■ DIRECTIONS
Work out how many lines have "good" in them. Give only that number.

■ TASK INPUTS
────────────────────────────────────────

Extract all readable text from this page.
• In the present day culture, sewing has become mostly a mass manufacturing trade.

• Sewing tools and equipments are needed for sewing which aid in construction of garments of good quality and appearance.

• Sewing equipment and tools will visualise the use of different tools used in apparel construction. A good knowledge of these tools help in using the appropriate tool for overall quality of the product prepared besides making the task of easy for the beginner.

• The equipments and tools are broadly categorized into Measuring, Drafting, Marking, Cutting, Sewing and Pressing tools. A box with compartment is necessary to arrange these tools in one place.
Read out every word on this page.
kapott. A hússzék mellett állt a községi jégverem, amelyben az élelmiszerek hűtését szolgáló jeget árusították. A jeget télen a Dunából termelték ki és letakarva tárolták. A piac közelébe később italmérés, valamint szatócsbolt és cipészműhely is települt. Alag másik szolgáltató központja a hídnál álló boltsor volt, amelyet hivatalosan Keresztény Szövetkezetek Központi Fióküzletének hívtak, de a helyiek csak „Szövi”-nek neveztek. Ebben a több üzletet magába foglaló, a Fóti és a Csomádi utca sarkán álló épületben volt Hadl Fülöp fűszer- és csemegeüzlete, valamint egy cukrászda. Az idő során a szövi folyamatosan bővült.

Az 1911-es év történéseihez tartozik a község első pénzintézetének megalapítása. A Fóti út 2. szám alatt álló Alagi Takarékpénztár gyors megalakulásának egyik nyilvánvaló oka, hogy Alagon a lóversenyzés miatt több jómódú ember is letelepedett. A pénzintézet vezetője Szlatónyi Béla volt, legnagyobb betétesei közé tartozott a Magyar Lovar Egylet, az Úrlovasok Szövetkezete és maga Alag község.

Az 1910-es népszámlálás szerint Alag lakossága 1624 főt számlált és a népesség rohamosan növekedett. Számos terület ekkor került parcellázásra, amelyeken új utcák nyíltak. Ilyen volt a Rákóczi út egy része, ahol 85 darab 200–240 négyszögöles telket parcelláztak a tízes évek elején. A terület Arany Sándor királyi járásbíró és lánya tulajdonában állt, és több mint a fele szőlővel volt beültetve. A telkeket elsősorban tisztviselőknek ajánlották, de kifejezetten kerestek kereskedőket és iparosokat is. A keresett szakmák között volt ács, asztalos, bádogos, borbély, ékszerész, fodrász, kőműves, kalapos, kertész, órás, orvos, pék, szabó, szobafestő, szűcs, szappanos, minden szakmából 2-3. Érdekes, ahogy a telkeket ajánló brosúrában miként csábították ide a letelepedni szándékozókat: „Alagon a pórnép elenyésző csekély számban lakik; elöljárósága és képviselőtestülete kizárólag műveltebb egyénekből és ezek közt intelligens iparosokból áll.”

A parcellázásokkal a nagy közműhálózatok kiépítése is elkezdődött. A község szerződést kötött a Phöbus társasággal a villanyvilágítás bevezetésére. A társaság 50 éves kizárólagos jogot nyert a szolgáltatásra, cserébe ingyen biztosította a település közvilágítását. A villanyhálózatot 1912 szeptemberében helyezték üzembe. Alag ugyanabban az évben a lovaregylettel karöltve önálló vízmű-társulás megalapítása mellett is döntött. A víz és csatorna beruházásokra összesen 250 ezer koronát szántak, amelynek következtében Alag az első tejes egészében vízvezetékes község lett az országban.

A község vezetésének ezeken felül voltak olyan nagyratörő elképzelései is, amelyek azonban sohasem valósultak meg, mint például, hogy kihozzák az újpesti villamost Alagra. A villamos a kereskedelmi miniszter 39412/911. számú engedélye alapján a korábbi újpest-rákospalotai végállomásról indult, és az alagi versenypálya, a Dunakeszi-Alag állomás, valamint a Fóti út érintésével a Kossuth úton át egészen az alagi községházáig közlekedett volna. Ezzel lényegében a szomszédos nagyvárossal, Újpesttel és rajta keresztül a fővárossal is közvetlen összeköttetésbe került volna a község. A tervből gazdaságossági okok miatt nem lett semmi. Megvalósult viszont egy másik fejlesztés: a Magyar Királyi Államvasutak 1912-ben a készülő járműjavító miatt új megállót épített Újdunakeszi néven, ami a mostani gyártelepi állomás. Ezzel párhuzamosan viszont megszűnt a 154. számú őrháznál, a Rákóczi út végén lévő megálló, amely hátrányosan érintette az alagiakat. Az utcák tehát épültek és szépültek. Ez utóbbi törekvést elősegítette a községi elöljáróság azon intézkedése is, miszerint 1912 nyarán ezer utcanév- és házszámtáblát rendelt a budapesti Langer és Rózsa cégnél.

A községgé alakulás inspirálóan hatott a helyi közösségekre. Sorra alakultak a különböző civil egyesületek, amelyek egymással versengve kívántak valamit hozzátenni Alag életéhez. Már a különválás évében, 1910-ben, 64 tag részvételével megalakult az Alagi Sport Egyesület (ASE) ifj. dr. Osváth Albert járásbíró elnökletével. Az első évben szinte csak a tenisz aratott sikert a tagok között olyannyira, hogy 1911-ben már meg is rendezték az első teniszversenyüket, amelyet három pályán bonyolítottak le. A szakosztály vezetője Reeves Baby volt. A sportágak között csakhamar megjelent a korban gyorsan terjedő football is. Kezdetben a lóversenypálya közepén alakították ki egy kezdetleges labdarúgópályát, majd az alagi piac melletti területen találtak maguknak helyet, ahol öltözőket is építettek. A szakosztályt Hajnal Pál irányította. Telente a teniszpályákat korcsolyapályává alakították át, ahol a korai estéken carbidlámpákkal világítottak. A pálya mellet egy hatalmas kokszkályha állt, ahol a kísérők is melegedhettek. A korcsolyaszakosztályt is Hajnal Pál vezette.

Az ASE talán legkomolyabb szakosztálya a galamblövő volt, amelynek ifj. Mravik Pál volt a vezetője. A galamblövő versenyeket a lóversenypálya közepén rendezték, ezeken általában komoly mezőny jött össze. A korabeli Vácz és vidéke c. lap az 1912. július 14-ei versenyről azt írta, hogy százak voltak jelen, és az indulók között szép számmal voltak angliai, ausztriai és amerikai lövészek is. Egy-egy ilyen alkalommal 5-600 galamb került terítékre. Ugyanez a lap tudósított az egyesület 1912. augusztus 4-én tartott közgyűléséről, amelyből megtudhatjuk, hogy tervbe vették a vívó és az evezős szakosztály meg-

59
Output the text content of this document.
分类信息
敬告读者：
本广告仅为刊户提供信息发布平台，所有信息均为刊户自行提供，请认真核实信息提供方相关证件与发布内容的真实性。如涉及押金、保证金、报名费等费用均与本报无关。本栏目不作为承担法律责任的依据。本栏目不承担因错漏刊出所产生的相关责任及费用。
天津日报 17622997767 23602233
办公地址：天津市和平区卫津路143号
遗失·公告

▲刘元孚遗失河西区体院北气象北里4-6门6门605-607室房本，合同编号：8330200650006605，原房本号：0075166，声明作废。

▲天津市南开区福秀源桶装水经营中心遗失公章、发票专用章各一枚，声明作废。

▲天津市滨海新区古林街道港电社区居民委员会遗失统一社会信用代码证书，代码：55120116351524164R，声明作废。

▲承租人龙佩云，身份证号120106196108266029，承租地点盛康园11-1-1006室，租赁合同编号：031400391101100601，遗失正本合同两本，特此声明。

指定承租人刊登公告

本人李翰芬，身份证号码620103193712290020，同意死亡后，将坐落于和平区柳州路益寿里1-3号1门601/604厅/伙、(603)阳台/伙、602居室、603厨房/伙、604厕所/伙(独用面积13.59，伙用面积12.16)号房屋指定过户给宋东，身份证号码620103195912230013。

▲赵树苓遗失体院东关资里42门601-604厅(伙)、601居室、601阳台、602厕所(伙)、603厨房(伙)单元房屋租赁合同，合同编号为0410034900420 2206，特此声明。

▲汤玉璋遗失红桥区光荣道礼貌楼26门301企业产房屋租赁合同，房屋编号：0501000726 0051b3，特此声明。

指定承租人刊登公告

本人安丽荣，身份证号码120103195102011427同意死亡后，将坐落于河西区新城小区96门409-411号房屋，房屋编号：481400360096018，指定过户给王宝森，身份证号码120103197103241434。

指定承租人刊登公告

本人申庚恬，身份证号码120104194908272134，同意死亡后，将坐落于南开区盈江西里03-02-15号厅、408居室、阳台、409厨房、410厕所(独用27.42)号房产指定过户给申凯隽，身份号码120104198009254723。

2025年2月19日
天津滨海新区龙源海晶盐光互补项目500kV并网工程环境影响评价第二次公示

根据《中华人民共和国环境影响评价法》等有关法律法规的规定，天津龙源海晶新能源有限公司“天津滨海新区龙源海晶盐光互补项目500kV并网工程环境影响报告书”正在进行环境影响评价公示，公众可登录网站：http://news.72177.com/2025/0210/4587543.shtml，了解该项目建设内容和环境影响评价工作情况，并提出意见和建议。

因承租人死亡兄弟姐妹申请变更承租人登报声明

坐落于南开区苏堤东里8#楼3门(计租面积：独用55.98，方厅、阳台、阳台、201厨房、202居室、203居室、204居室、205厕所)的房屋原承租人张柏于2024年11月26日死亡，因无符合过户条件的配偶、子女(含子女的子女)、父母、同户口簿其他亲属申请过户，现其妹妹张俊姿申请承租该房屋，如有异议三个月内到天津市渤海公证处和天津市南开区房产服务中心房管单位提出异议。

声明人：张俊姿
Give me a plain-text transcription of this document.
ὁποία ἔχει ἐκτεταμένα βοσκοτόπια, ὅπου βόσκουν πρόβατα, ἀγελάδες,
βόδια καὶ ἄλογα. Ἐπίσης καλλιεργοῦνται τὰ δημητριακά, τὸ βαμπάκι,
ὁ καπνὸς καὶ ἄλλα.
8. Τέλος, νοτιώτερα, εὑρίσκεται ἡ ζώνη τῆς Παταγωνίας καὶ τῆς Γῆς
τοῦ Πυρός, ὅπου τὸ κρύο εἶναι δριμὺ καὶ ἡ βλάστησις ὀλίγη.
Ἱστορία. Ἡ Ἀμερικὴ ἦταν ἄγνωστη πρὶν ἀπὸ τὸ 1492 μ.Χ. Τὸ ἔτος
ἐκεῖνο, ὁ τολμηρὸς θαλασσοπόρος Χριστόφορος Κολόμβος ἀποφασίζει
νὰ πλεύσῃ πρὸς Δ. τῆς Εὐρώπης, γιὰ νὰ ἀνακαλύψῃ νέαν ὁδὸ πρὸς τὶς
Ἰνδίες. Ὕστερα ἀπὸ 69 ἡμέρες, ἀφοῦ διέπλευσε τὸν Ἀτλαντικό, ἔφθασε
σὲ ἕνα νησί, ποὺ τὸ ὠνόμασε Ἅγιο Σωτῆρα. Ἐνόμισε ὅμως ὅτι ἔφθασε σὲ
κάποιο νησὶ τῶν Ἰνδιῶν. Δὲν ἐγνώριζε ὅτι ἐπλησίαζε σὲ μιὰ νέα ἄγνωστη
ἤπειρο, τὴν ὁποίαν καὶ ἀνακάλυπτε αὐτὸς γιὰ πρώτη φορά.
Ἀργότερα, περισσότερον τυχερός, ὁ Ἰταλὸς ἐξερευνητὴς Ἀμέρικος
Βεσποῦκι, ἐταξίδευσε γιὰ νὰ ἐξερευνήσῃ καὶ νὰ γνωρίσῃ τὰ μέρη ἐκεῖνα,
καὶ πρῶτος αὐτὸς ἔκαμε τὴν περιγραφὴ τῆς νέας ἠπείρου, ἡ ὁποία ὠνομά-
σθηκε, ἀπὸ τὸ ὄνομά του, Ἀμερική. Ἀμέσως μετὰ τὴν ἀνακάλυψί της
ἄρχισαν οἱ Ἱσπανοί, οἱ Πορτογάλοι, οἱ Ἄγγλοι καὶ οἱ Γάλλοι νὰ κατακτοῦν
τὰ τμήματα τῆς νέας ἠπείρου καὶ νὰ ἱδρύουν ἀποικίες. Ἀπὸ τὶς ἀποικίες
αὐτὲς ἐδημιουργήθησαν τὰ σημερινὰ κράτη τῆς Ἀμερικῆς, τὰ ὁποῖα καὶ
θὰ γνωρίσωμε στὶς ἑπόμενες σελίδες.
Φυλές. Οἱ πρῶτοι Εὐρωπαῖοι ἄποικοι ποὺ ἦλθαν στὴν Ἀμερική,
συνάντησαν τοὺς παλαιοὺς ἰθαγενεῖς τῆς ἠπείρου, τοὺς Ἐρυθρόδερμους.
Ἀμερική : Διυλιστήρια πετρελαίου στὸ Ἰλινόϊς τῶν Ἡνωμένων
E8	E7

────────────────────────────────────────

■ WRITTEN ANSWER
2